### Stated task
Locate the string "Cancel" in the records below. Copy every line where it occurs.

Saved entries
################

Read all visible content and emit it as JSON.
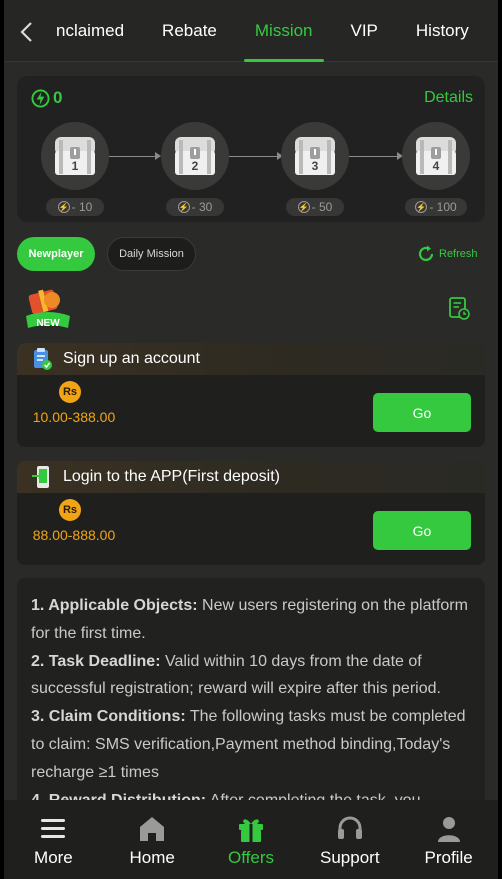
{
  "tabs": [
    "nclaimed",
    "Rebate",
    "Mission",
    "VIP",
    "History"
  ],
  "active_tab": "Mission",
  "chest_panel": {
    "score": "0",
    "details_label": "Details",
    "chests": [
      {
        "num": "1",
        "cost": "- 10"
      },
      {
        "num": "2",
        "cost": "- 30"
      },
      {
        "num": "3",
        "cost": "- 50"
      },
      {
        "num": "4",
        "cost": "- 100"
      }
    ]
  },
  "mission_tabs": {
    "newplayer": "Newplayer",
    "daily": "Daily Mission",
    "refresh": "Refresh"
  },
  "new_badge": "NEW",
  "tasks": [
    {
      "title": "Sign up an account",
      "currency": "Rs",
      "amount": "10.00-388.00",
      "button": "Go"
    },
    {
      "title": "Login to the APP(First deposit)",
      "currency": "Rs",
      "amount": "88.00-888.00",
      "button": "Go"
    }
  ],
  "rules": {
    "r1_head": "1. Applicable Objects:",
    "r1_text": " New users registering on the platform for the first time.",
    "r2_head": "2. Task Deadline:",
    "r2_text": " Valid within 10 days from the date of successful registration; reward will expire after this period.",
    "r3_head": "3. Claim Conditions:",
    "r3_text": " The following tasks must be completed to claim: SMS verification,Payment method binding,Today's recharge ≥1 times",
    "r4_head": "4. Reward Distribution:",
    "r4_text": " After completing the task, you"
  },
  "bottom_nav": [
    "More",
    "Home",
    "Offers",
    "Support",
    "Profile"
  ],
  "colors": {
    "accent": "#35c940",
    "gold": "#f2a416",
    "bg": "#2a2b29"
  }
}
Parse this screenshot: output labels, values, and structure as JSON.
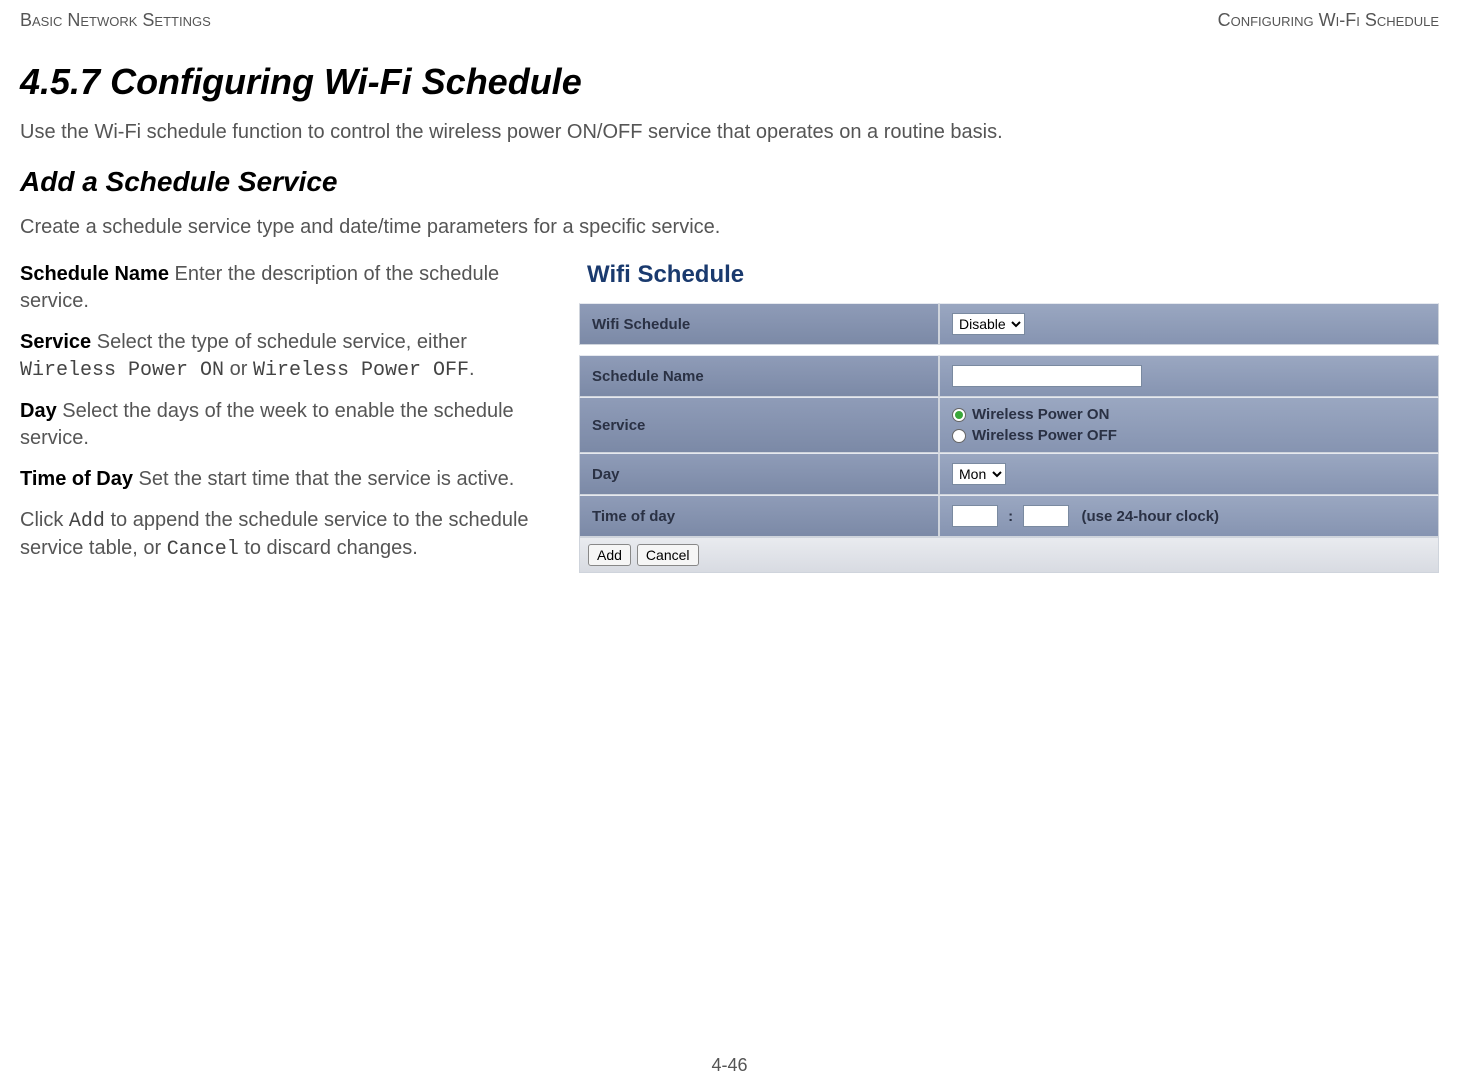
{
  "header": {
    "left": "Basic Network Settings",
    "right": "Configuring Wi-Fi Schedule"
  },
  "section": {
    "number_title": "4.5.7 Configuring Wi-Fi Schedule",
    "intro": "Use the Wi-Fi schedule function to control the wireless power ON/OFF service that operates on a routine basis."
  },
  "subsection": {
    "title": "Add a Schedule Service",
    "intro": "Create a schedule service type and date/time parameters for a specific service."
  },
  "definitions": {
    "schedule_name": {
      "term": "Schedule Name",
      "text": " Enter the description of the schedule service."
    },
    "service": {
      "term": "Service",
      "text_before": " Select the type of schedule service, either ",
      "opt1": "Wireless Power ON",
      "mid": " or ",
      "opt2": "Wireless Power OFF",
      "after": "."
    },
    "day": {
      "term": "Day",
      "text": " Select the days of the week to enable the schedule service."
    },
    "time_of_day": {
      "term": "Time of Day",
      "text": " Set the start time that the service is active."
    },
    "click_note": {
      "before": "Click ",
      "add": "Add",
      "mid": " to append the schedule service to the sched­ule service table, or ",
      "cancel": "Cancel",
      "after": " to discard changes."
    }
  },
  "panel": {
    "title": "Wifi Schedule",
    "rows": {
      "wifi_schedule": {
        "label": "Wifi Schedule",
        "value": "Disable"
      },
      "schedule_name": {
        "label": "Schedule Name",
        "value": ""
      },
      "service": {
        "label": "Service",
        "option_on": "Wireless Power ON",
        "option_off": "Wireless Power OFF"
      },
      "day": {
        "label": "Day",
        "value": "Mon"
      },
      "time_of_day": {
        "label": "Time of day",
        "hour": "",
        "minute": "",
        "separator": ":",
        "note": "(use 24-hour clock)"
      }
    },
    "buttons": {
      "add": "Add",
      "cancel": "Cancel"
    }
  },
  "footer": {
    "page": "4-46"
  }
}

################

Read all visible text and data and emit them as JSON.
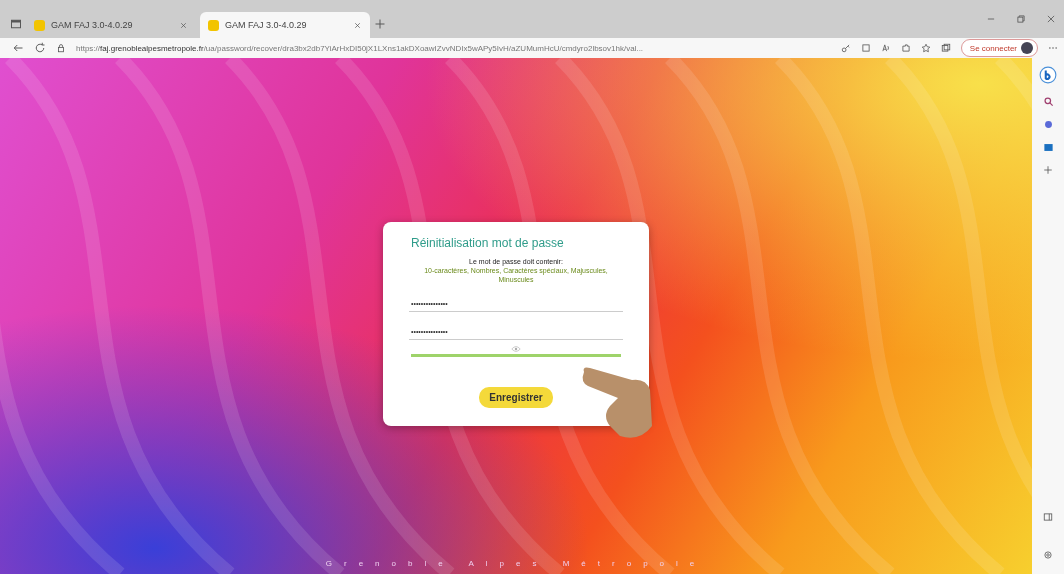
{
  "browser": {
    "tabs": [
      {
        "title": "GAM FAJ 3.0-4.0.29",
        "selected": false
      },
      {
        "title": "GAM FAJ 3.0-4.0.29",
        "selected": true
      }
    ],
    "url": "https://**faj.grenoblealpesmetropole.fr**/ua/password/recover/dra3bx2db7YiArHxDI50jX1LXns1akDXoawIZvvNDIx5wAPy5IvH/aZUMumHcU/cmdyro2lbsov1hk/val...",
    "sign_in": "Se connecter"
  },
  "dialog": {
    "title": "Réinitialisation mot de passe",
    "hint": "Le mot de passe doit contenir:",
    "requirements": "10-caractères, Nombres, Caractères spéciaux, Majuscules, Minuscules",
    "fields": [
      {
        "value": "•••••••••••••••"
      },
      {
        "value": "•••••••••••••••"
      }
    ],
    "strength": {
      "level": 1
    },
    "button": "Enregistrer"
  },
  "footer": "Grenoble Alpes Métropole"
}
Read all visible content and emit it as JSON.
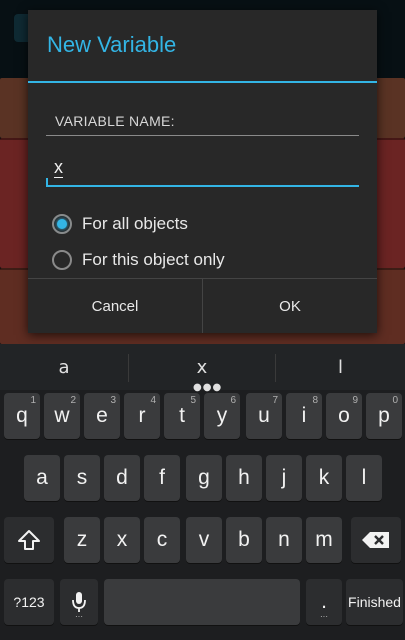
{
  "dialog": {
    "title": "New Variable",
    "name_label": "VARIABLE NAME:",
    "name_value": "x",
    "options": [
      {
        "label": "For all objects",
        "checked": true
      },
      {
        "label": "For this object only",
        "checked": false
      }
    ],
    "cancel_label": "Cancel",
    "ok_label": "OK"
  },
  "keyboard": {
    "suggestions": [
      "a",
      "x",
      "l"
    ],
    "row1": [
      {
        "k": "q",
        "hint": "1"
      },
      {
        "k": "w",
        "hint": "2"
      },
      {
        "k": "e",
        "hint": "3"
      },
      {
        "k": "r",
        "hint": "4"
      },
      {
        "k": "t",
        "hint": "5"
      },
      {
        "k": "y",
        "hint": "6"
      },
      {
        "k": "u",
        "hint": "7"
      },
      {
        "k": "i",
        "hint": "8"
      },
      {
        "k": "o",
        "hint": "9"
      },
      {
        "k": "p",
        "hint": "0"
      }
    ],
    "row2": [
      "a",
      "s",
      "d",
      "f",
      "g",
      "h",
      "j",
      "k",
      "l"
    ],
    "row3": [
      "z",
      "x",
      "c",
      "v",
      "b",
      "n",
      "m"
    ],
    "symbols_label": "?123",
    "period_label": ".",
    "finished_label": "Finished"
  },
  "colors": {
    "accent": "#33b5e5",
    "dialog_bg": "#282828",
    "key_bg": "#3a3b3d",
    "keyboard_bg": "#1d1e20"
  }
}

################

### Answer below
      "cancel": "Cancel",
      "cancel": "Cancel"
    "cancel_label": "Cancel",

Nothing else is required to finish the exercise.